» Input records
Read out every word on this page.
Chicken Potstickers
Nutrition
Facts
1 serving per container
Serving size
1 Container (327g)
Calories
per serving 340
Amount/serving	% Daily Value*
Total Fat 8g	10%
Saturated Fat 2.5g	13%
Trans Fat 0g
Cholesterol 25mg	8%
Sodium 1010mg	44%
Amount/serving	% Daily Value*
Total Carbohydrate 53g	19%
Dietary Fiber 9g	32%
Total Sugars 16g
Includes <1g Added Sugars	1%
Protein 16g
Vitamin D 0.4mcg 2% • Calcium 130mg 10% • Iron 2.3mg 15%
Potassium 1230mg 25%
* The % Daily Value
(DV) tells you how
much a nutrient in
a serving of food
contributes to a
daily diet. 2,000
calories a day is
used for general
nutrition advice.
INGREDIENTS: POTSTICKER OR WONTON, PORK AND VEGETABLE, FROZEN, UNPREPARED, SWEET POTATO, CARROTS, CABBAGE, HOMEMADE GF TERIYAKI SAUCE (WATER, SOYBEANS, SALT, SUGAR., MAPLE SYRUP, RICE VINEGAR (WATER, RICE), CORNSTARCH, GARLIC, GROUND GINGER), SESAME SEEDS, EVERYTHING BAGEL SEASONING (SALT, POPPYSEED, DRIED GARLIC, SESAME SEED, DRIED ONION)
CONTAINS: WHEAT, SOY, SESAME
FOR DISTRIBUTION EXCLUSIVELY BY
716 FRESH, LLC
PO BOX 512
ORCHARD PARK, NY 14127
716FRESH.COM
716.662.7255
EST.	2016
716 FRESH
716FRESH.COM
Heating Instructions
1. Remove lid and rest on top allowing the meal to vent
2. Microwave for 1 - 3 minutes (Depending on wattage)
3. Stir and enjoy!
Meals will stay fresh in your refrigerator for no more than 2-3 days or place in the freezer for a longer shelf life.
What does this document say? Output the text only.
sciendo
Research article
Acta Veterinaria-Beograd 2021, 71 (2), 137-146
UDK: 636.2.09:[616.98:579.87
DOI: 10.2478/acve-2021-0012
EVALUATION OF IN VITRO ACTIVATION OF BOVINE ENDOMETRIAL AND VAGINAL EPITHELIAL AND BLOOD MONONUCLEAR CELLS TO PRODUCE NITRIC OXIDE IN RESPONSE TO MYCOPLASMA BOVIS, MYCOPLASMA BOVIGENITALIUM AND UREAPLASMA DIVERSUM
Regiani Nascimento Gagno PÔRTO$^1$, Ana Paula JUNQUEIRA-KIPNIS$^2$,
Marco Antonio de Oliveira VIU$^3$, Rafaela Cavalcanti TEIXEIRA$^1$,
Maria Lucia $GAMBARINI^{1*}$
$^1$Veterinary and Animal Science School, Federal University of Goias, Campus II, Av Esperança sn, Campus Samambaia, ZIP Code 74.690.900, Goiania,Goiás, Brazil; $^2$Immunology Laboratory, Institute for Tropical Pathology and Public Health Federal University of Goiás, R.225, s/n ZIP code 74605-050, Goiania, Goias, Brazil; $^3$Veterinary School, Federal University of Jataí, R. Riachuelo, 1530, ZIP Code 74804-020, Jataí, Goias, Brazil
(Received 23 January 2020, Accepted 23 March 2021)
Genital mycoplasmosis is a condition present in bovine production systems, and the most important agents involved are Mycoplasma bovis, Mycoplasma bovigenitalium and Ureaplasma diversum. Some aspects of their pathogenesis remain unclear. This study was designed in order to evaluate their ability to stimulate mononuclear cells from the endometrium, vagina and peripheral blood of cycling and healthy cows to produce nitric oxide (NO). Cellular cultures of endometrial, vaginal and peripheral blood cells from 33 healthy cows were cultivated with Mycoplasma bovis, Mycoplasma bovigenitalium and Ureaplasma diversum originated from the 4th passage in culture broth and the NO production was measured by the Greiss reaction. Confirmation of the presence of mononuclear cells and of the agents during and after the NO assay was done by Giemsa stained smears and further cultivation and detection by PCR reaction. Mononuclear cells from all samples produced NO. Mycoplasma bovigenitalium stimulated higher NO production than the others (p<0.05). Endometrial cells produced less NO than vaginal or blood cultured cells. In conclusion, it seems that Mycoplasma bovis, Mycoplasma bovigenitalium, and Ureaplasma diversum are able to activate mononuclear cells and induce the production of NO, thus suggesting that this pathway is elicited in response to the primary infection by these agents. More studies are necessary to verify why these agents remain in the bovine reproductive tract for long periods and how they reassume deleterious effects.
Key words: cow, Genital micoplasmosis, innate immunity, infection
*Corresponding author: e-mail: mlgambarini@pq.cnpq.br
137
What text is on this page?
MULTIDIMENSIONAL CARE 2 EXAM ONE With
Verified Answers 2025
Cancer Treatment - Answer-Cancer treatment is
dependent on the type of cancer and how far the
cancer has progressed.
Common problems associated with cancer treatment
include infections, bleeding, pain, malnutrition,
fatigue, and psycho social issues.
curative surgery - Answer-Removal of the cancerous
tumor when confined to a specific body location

» What to produce
Begin with the line that contains "What text is on this page?" and end with the last line of the material above. Set down that range exactly.

» Task solution
What text is on this page?
MULTIDIMENSIONAL CARE 2 EXAM ONE With
Verified Answers 2025
Cancer Treatment - Answer-Cancer treatment is
dependent on the type of cancer and how far the
cancer has progressed.
Common problems associated with cancer treatment
include infections, bleeding, pain, malnutrition,
fatigue, and psycho social issues.
curative surgery - Answer-Removal of the cancerous
tumor when confined to a specific body location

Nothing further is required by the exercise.